[PROBLEM STATEMENT]
Copy each line of the records that holds the string "Light".

[GIVEN INFORMATION]
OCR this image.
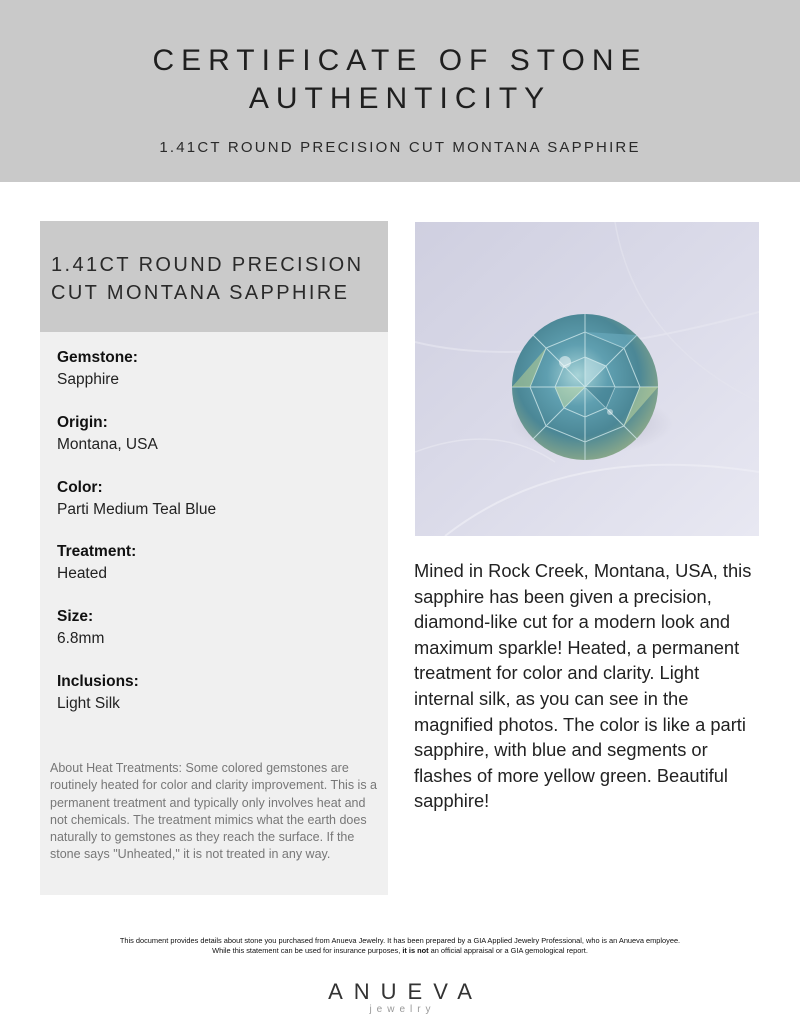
CERTIFICATE OF STONE
AUTHENTICITY
1.41CT ROUND PRECISION CUT MONTANA SAPPHIRE
1.41CT ROUND PRECISION
CUT MONTANA SAPPHIRE
Gemstone:
Sapphire
Origin:
Montana, USA
Color:
Parti Medium Teal Blue
Treatment:
Heated
Size:
6.8mm
Inclusions:
Light Silk
About Heat Treatments: Some colored gemstones are routinely heated for color and clarity improvement. This is a permanent treatment and typically only involves heat and not chemicals. The treatment mimics what the earth does naturally to gemstones as they reach the surface. If the stone says "Unheated," it is not treated in any way.
Mined in Rock Creek, Montana, USA, this sapphire has been given a precision, diamond-like cut for a modern look and maximum sparkle! Heated, a permanent treatment for color and clarity. Light internal silk, as you can see in the magnified photos. The color is like a parti sapphire, with blue and segments or flashes of more yellow green. Beautiful sapphire!
This document provides details about stone you purchased from Anueva Jewelry. It has been prepared by a GIA Applied Jewelry Professional, who is an Anueva employee.
While this statement can be used for insurance purposes, it is not an official appraisal or a GIA gemological report.
ANUEVA
jewelry
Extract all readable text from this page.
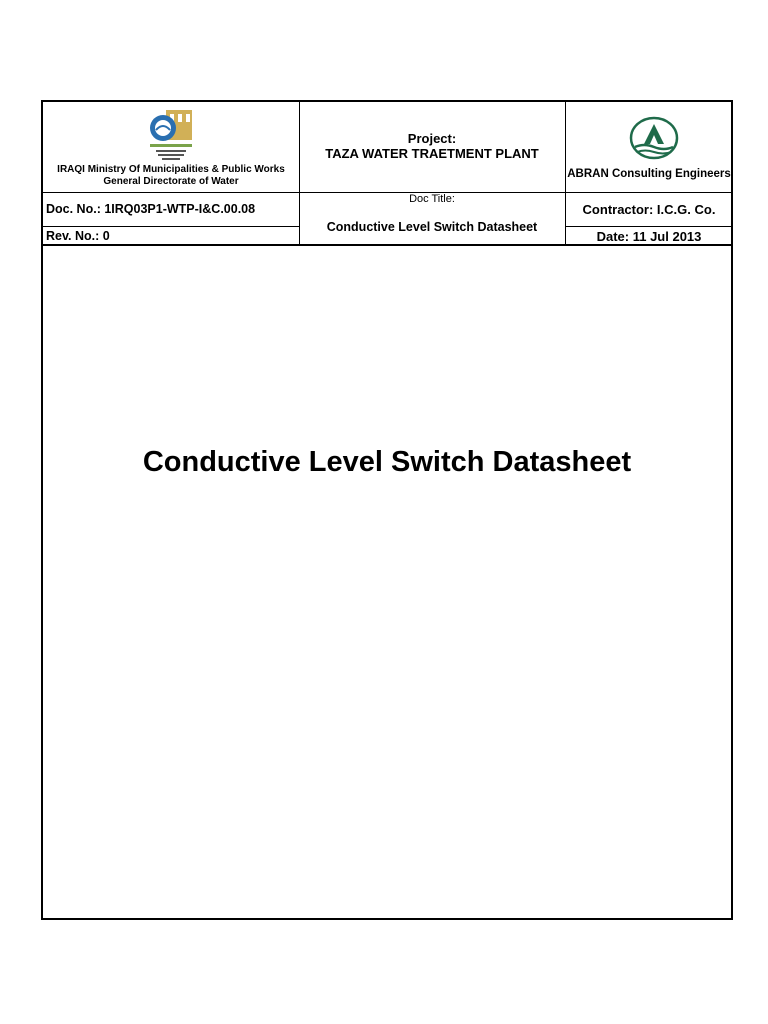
IRAQI Ministry Of Municipalities & Public Works
General Directorate of Water
Project:
TAZA WATER TRAETMENT PLANT
ABRAN Consulting Engineers
Doc. No.: 1IRQ03P1-WTP-I&C.00.08
Rev. No.: 0
Doc Title:
Conductive Level Switch Datasheet
Contractor: I.C.G. Co.
Date: 11 Jul 2013
Conductive Level Switch Datasheet
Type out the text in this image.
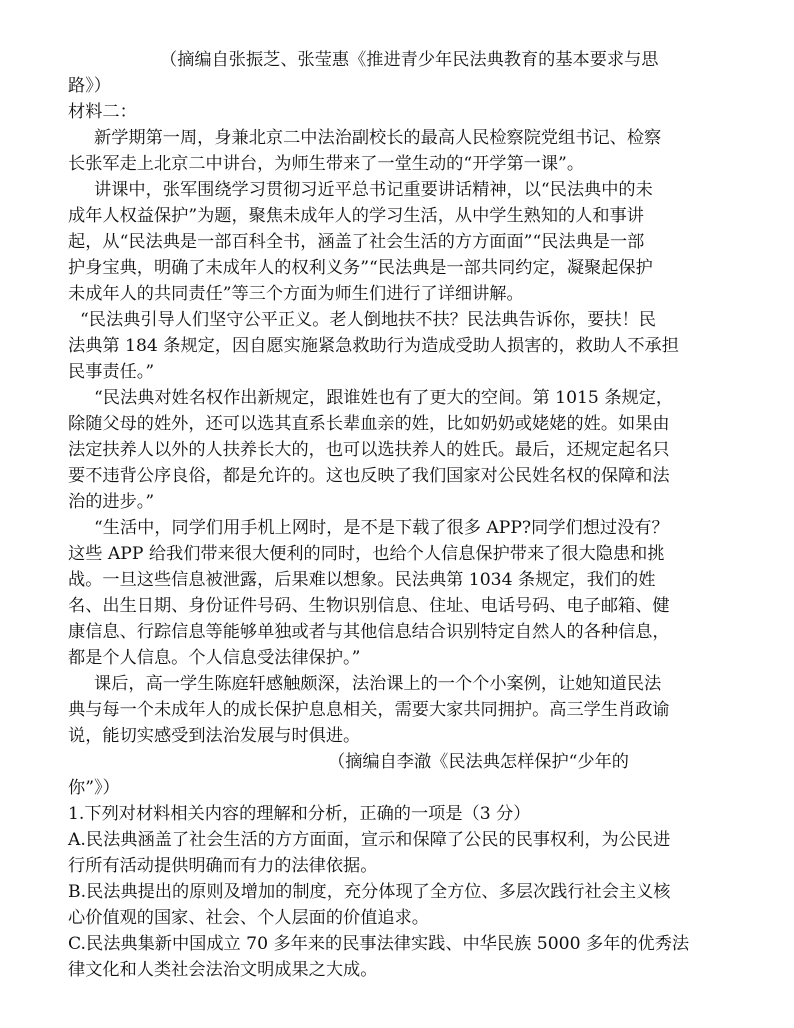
（摘编自张振芝、张莹惠《推进青少年民法典教育的基本要求与思
路》）
材料二：
新学期第一周，身兼北京二中法治副校长的最高人民检察院党组书记、检察
长张军走上北京二中讲台，为师生带来了一堂生动的“开学第一课”。
讲课中，张军围绕学习贯彻习近平总书记重要讲话精神，以“民法典中的未
成年人权益保护”为题，聚焦未成年人的学习生活，从中学生熟知的人和事讲
起，从“民法典是一部百科全书，涵盖了社会生活的方方面面”“民法典是一部
护身宝典，明确了未成年人的权利义务”“民法典是一部共同约定，凝聚起保护
未成年人的共同责任”等三个方面为师生们进行了详细讲解。
“民法典引导人们坚守公平正义。老人倒地扶不扶？民法典告诉你，要扶！民
法典第 184 条规定，因自愿实施紧急救助行为造成受助人损害的，救助人不承担
民事责任。”
“民法典对姓名权作出新规定，跟谁姓也有了更大的空间。第 1015 条规定，
除随父母的姓外，还可以选其直系长辈血亲的姓，比如奶奶或姥姥的姓。如果由
法定扶养人以外的人扶养长大的，也可以选扶养人的姓氏。最后，还规定起名只
要不违背公序良俗，都是允许的。这也反映了我们国家对公民姓名权的保障和法
治的进步。”
“生活中，同学们用手机上网时，是不是下载了很多 APP?同学们想过没有？
这些 APP 给我们带来很大便利的同时，也给个人信息保护带来了很大隐患和挑
战。一旦这些信息被泄露，后果难以想象。民法典第 1034 条规定，我们的姓
名、出生日期、身份证件号码、生物识别信息、住址、电话号码、电子邮箱、健
康信息、行踪信息等能够单独或者与其他信息结合识别特定自然人的各种信息，
都是个人信息。个人信息受法律保护。”
课后，高一学生陈庭轩感触颇深，法治课上的一个个小案例，让她知道民法
典与每一个未成年人的成长保护息息相关，需要大家共同拥护。高三学生肖政谕
说，能切实感受到法治发展与时俱进。
（摘编自李澈《民法典怎样保护“少年的
你”》）
1.下列对材料相关内容的理解和分析，正确的一项是（3 分）
A.民法典涵盖了社会生活的方方面面，宣示和保障了公民的民事权利，为公民进
行所有活动提供明确而有力的法律依据。
B.民法典提出的原则及增加的制度，充分体现了全方位、多层次践行社会主义核
心价值观的国家、社会、个人层面的价值追求。
C.民法典集新中国成立 70 多年来的民事法律实践、中华民族 5000 多年的优秀法
律文化和人类社会法治文明成果之大成。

[FULL OUTPUT]
Light Silk
Mined in Rock Creek, Montana, USA, this sapphire has been given a precision, diamond-like cut for a modern look and maximum sparkle! Heated, a permanent treatment for color and clarity. Light internal silk, as you can see in the magnified photos. The color is like a parti sapphire, with blue and segments or flashes of more yellow green. Beautiful sapphire!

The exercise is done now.